• Goal
Scan the listing below and copy every line holding "ylabel".

• Data for this exercise
*****
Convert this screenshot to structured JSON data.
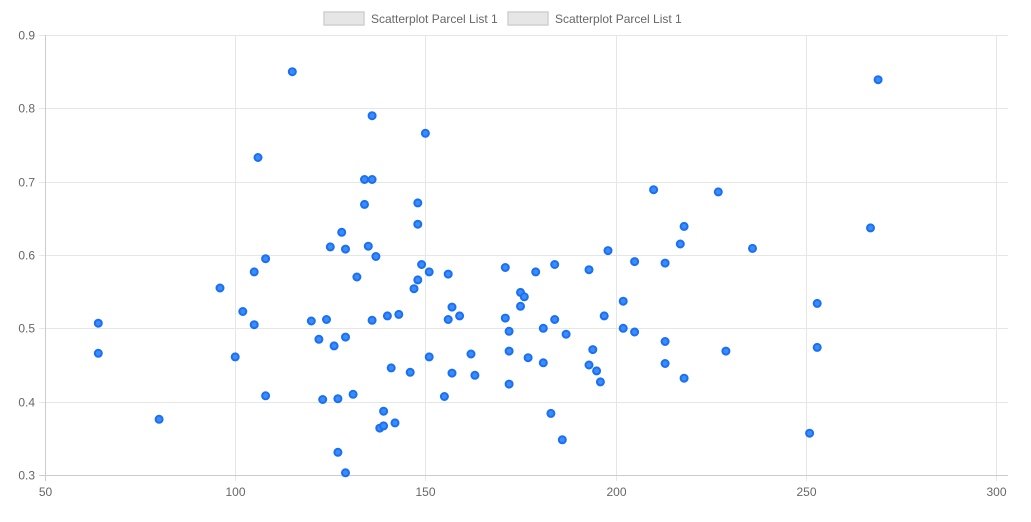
{
  "chart_data": {
    "type": "scatter",
    "legend": {
      "position": "top",
      "entries": [
        "Scatterplot Parcel List 1",
        "Scatterplot Parcel List 1"
      ]
    },
    "xlim": [
      50,
      300
    ],
    "ylim": [
      0.3,
      0.9
    ],
    "x_ticks": [
      50,
      100,
      150,
      200,
      250,
      300
    ],
    "y_ticks": [
      0.3,
      0.4,
      0.5,
      0.6,
      0.7,
      0.8,
      0.9
    ],
    "x_tick_labels": [
      "50",
      "100",
      "150",
      "200",
      "250",
      "300"
    ],
    "y_tick_labels": [
      "0.3",
      "0.4",
      "0.5",
      "0.6",
      "0.7",
      "0.8",
      "0.9"
    ],
    "grid": true,
    "point_color": "#1a6ff2",
    "point_fill": "#3b8dff",
    "series": [
      {
        "points": [
          [
            64,
            0.507
          ],
          [
            64,
            0.466
          ],
          [
            80,
            0.376
          ],
          [
            96,
            0.555
          ],
          [
            100,
            0.461
          ],
          [
            102,
            0.523
          ],
          [
            105,
            0.505
          ],
          [
            105,
            0.577
          ],
          [
            106,
            0.733
          ],
          [
            108,
            0.595
          ],
          [
            108,
            0.408
          ],
          [
            115,
            0.85
          ],
          [
            120,
            0.51
          ],
          [
            122,
            0.485
          ],
          [
            123,
            0.403
          ],
          [
            124,
            0.512
          ],
          [
            125,
            0.611
          ],
          [
            126,
            0.476
          ],
          [
            127,
            0.404
          ],
          [
            127,
            0.331
          ],
          [
            128,
            0.631
          ],
          [
            129,
            0.608
          ],
          [
            129,
            0.488
          ],
          [
            129,
            0.303
          ],
          [
            131,
            0.41
          ],
          [
            132,
            0.57
          ],
          [
            134,
            0.703
          ],
          [
            134,
            0.669
          ],
          [
            135,
            0.612
          ],
          [
            136,
            0.79
          ],
          [
            136,
            0.703
          ],
          [
            136,
            0.511
          ],
          [
            137,
            0.598
          ],
          [
            138,
            0.364
          ],
          [
            139,
            0.387
          ],
          [
            139,
            0.367
          ],
          [
            140,
            0.517
          ],
          [
            141,
            0.446
          ],
          [
            142,
            0.371
          ],
          [
            143,
            0.519
          ],
          [
            146,
            0.44
          ],
          [
            147,
            0.554
          ],
          [
            148,
            0.671
          ],
          [
            148,
            0.642
          ],
          [
            148,
            0.566
          ],
          [
            149,
            0.587
          ],
          [
            150,
            0.766
          ],
          [
            151,
            0.577
          ],
          [
            151,
            0.461
          ],
          [
            155,
            0.407
          ],
          [
            156,
            0.512
          ],
          [
            156,
            0.574
          ],
          [
            157,
            0.529
          ],
          [
            157,
            0.439
          ],
          [
            159,
            0.517
          ],
          [
            162,
            0.465
          ],
          [
            163,
            0.436
          ],
          [
            171,
            0.583
          ],
          [
            171,
            0.514
          ],
          [
            172,
            0.496
          ],
          [
            172,
            0.469
          ],
          [
            172,
            0.424
          ],
          [
            175,
            0.549
          ],
          [
            175,
            0.53
          ],
          [
            176,
            0.543
          ],
          [
            177,
            0.46
          ],
          [
            179,
            0.577
          ],
          [
            181,
            0.5
          ],
          [
            181,
            0.453
          ],
          [
            183,
            0.384
          ],
          [
            184,
            0.587
          ],
          [
            184,
            0.512
          ],
          [
            186,
            0.348
          ],
          [
            187,
            0.492
          ],
          [
            193,
            0.58
          ],
          [
            193,
            0.45
          ],
          [
            194,
            0.471
          ],
          [
            195,
            0.442
          ],
          [
            196,
            0.427
          ],
          [
            197,
            0.517
          ],
          [
            198,
            0.606
          ],
          [
            202,
            0.537
          ],
          [
            202,
            0.5
          ],
          [
            205,
            0.591
          ],
          [
            205,
            0.495
          ],
          [
            210,
            0.689
          ],
          [
            213,
            0.589
          ],
          [
            213,
            0.482
          ],
          [
            213,
            0.452
          ],
          [
            217,
            0.615
          ],
          [
            218,
            0.639
          ],
          [
            218,
            0.432
          ],
          [
            227,
            0.686
          ],
          [
            229,
            0.469
          ],
          [
            236,
            0.609
          ],
          [
            251,
            0.357
          ],
          [
            253,
            0.534
          ],
          [
            253,
            0.474
          ],
          [
            267,
            0.637
          ],
          [
            269,
            0.839
          ]
        ]
      }
    ]
  }
}
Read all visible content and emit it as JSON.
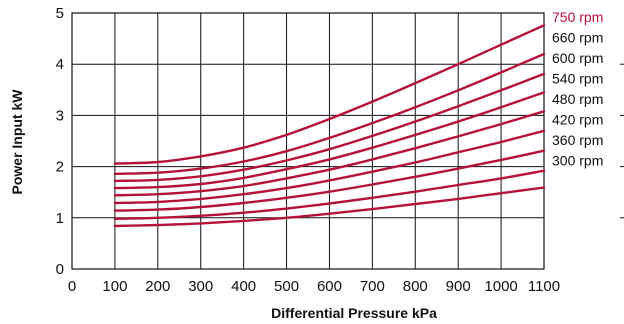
{
  "chart_data": {
    "type": "line",
    "title": "",
    "xlabel": "Differential Pressure kPa",
    "ylabel": "Power Input kW",
    "xlim": [
      0,
      1100
    ],
    "ylim": [
      0,
      5
    ],
    "x_ticks": [
      0,
      100,
      200,
      300,
      400,
      500,
      600,
      700,
      800,
      900,
      1000,
      1100
    ],
    "y_ticks": [
      0,
      1,
      2,
      3,
      4,
      5
    ],
    "grid": true,
    "legend": "right",
    "line_color": "#b5123a",
    "text_color": "#111111",
    "x": [
      100,
      200,
      300,
      400,
      500,
      600,
      700,
      800,
      900,
      1000,
      1100
    ],
    "series": [
      {
        "name": "750 rpm",
        "values": [
          2.06,
          2.09,
          2.2,
          2.37,
          2.62,
          2.93,
          3.27,
          3.63,
          4.0,
          4.38,
          4.76
        ]
      },
      {
        "name": "660 rpm",
        "values": [
          1.86,
          1.88,
          1.96,
          2.1,
          2.3,
          2.56,
          2.85,
          3.16,
          3.49,
          3.84,
          4.2
        ]
      },
      {
        "name": "600 rpm",
        "values": [
          1.72,
          1.74,
          1.81,
          1.94,
          2.12,
          2.34,
          2.6,
          2.88,
          3.18,
          3.49,
          3.81
        ]
      },
      {
        "name": "540 rpm",
        "values": [
          1.58,
          1.6,
          1.66,
          1.78,
          1.95,
          2.14,
          2.37,
          2.62,
          2.88,
          3.16,
          3.45
        ]
      },
      {
        "name": "480 rpm",
        "values": [
          1.44,
          1.46,
          1.52,
          1.62,
          1.77,
          1.94,
          2.14,
          2.36,
          2.59,
          2.83,
          3.08
        ]
      },
      {
        "name": "420 rpm",
        "values": [
          1.29,
          1.31,
          1.37,
          1.46,
          1.58,
          1.73,
          1.9,
          2.08,
          2.28,
          2.48,
          2.7
        ]
      },
      {
        "name": "360 rpm",
        "values": [
          1.14,
          1.16,
          1.21,
          1.29,
          1.39,
          1.51,
          1.65,
          1.8,
          1.96,
          2.13,
          2.31
        ]
      },
      {
        "name": "300 rpm",
        "values": [
          0.98,
          1.0,
          1.04,
          1.1,
          1.18,
          1.28,
          1.39,
          1.51,
          1.64,
          1.77,
          1.92
        ]
      },
      {
        "name": "",
        "values": [
          0.84,
          0.86,
          0.89,
          0.94,
          1.0,
          1.08,
          1.17,
          1.27,
          1.37,
          1.48,
          1.59
        ]
      }
    ],
    "highlighted_label": "750 rpm"
  }
}
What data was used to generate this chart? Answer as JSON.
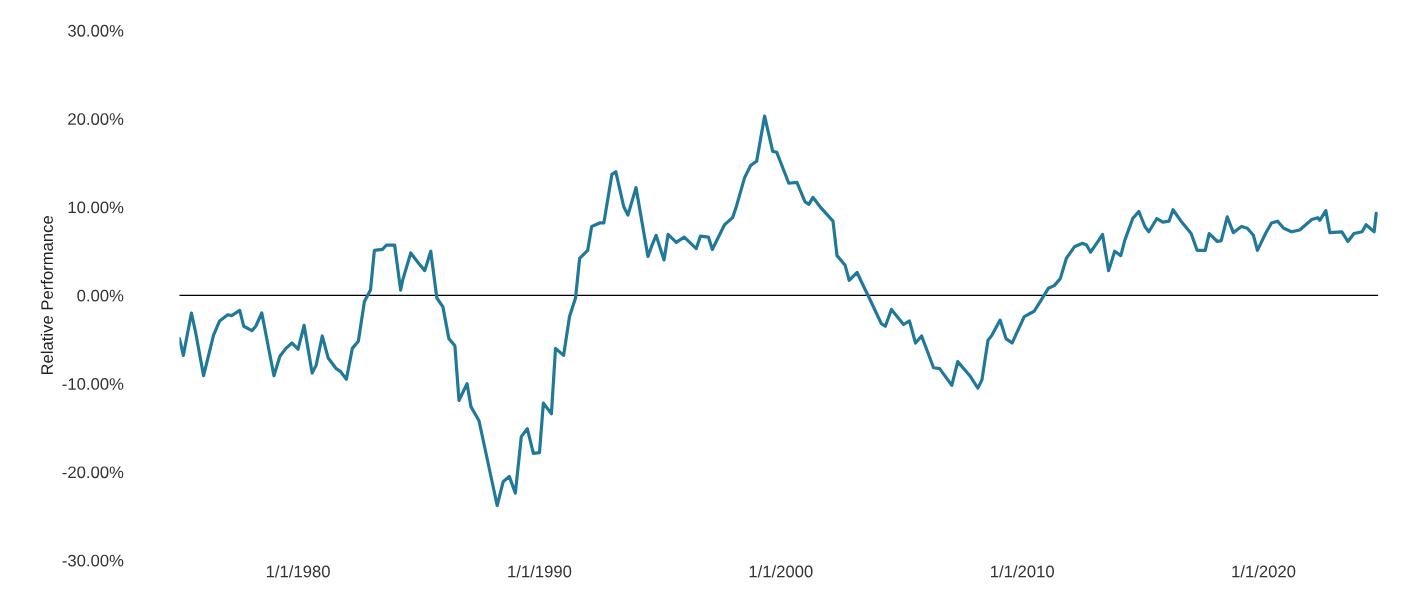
{
  "chart_data": {
    "type": "line",
    "ylabel": "Relative Performance",
    "x": [
      "1975-02",
      "1975-04",
      "1975-08",
      "1975-10",
      "1976-02",
      "1976-07",
      "1976-10",
      "1977-02",
      "1977-04",
      "1977-08",
      "1977-10",
      "1978-02",
      "1978-04",
      "1978-07",
      "1979-01",
      "1979-04",
      "1979-07",
      "1979-10",
      "1980-01",
      "1980-04",
      "1980-08",
      "1980-10",
      "1981-01",
      "1981-04",
      "1981-08",
      "1981-10",
      "1982-01",
      "1982-04",
      "1982-07",
      "1982-10",
      "1983-01",
      "1983-03",
      "1983-07",
      "1983-09",
      "1984-01",
      "1984-04",
      "1984-05",
      "1984-09",
      "1985-01",
      "1985-04",
      "1985-07",
      "1985-10",
      "1986-01",
      "1986-04",
      "1986-07",
      "1986-09",
      "1987-01",
      "1987-03",
      "1987-07",
      "1988-04",
      "1988-07",
      "1988-10",
      "1989-01",
      "1989-04",
      "1989-07",
      "1989-10",
      "1990-01",
      "1990-03",
      "1990-07",
      "1990-09",
      "1991-01",
      "1991-04",
      "1991-07",
      "1991-09",
      "1992-01",
      "1992-03",
      "1992-07",
      "1992-09",
      "1993-01",
      "1993-03",
      "1993-07",
      "1993-09",
      "1994-01",
      "1994-07",
      "1994-09",
      "1994-11",
      "1995-03",
      "1995-05",
      "1995-09",
      "1996-01",
      "1996-07",
      "1996-09",
      "1997-01",
      "1997-03",
      "1997-09",
      "1998-01",
      "1998-03",
      "1998-07",
      "1998-10",
      "1999-01",
      "1999-05",
      "1999-09",
      "1999-11",
      "2000-05",
      "2000-09",
      "2001-01",
      "2001-03",
      "2001-05",
      "2001-09",
      "2002-03",
      "2002-05",
      "2002-09",
      "2002-11",
      "2003-03",
      "2003-05",
      "2003-09",
      "2004-03",
      "2004-05",
      "2004-08",
      "2005-02",
      "2005-05",
      "2005-08",
      "2005-11",
      "2006-05",
      "2006-08",
      "2007-02",
      "2007-05",
      "2007-11",
      "2008-03",
      "2008-05",
      "2008-08",
      "2008-10",
      "2009-02",
      "2009-05",
      "2009-08",
      "2010-02",
      "2010-07",
      "2010-10",
      "2011-02",
      "2011-05",
      "2011-08",
      "2011-11",
      "2012-03",
      "2012-07",
      "2012-09",
      "2012-11",
      "2013-03",
      "2013-05",
      "2013-08",
      "2013-11",
      "2014-02",
      "2014-04",
      "2014-08",
      "2014-11",
      "2015-02",
      "2015-04",
      "2015-08",
      "2015-11",
      "2016-02",
      "2016-04",
      "2016-08",
      "2017-01",
      "2017-04",
      "2017-08",
      "2017-10",
      "2018-02",
      "2018-04",
      "2018-07",
      "2018-10",
      "2019-02",
      "2019-05",
      "2019-08",
      "2019-10",
      "2020-02",
      "2020-05",
      "2020-08",
      "2020-11",
      "2021-03",
      "2021-07",
      "2022-01",
      "2022-04",
      "2022-05",
      "2022-08",
      "2022-10",
      "2023-04",
      "2023-07",
      "2023-10",
      "2024-02",
      "2024-04",
      "2024-08",
      "2024-09"
    ],
    "series": [
      {
        "color": "#21799a",
        "values": [
          -4.9,
          -6.8,
          -2.0,
          -4.1,
          -9.1,
          -4.5,
          -2.9,
          -2.2,
          -2.3,
          -1.7,
          -3.5,
          -4.0,
          -3.5,
          -2.0,
          -9.1,
          -6.9,
          -6.0,
          -5.4,
          -6.1,
          -3.4,
          -8.8,
          -7.9,
          -4.6,
          -7.1,
          -8.3,
          -8.6,
          -9.5,
          -6.0,
          -5.2,
          -0.7,
          0.6,
          5.1,
          5.2,
          5.7,
          5.7,
          0.6,
          1.7,
          4.8,
          3.6,
          2.8,
          5.0,
          -0.3,
          -1.3,
          -4.9,
          -5.7,
          -11.9,
          -10.0,
          -12.6,
          -14.2,
          -23.8,
          -21.1,
          -20.5,
          -22.4,
          -16.0,
          -15.1,
          -17.9,
          -17.8,
          -12.2,
          -13.4,
          -6.0,
          -6.8,
          -2.4,
          -0.3,
          4.2,
          5.1,
          7.8,
          8.2,
          8.2,
          13.7,
          14.0,
          10.0,
          9.1,
          12.2,
          4.4,
          5.7,
          6.8,
          4.0,
          6.9,
          6.0,
          6.6,
          5.3,
          6.7,
          6.6,
          5.2,
          8.0,
          8.8,
          10.1,
          13.3,
          14.7,
          15.2,
          20.3,
          16.3,
          16.2,
          12.7,
          12.8,
          10.6,
          10.3,
          11.1,
          9.9,
          8.4,
          4.5,
          3.4,
          1.7,
          2.6,
          1.6,
          -0.3,
          -3.2,
          -3.5,
          -1.6,
          -3.3,
          -2.9,
          -5.4,
          -4.6,
          -8.2,
          -8.3,
          -10.2,
          -7.5,
          -9.1,
          -10.5,
          -9.6,
          -5.1,
          -4.5,
          -2.8,
          -4.9,
          -5.4,
          -2.4,
          -1.8,
          -0.7,
          0.8,
          1.1,
          1.9,
          4.2,
          5.5,
          5.9,
          5.7,
          4.9,
          6.2,
          6.9,
          2.8,
          5.0,
          4.5,
          6.2,
          8.7,
          9.5,
          7.8,
          7.2,
          8.7,
          8.3,
          8.4,
          9.7,
          8.4,
          7.0,
          5.1,
          5.1,
          7.0,
          6.1,
          6.2,
          8.9,
          7.1,
          7.8,
          7.6,
          6.8,
          5.1,
          7.0,
          8.2,
          8.4,
          7.6,
          7.2,
          7.4,
          8.6,
          8.8,
          8.5,
          9.6,
          7.1,
          7.2,
          6.1,
          7.0,
          7.2,
          8.0,
          7.2,
          9.3
        ]
      }
    ],
    "xlim": [
      "1975-02",
      "2024-10"
    ],
    "xticks": [
      {
        "value": "1980-01-01",
        "label": "1/1/1980"
      },
      {
        "value": "1990-01-01",
        "label": "1/1/1990"
      },
      {
        "value": "2000-01-01",
        "label": "1/1/2000"
      },
      {
        "value": "2010-01-01",
        "label": "1/1/2010"
      },
      {
        "value": "2020-01-01",
        "label": "1/1/2020"
      }
    ],
    "ylim": [
      -30,
      30
    ],
    "yticks": [
      {
        "value": -30,
        "label": "-30.00%"
      },
      {
        "value": -20,
        "label": "-20.00%"
      },
      {
        "value": -10,
        "label": "-10.00%"
      },
      {
        "value": 0,
        "label": "0.00%"
      },
      {
        "value": 10,
        "label": "10.00%"
      },
      {
        "value": 20,
        "label": "20.00%"
      },
      {
        "value": 30,
        "label": "30.00%"
      }
    ],
    "ref_lines": [
      {
        "axis": "y",
        "value": 0,
        "color": "#000000"
      }
    ],
    "grid": false,
    "legend": false
  }
}
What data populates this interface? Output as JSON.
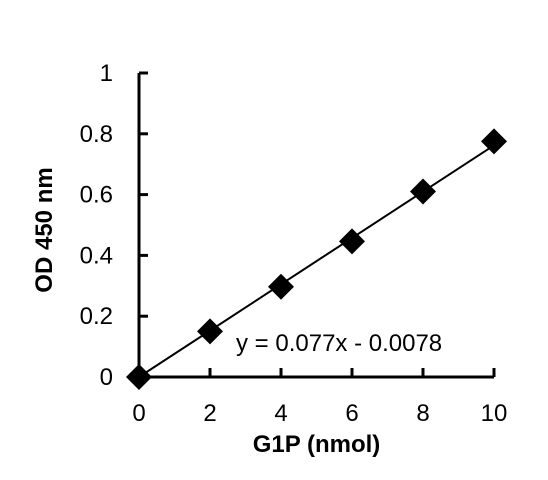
*****
• Result below
    "ylabel": "Power Input kW",
    "ylabel": "Relative Performance",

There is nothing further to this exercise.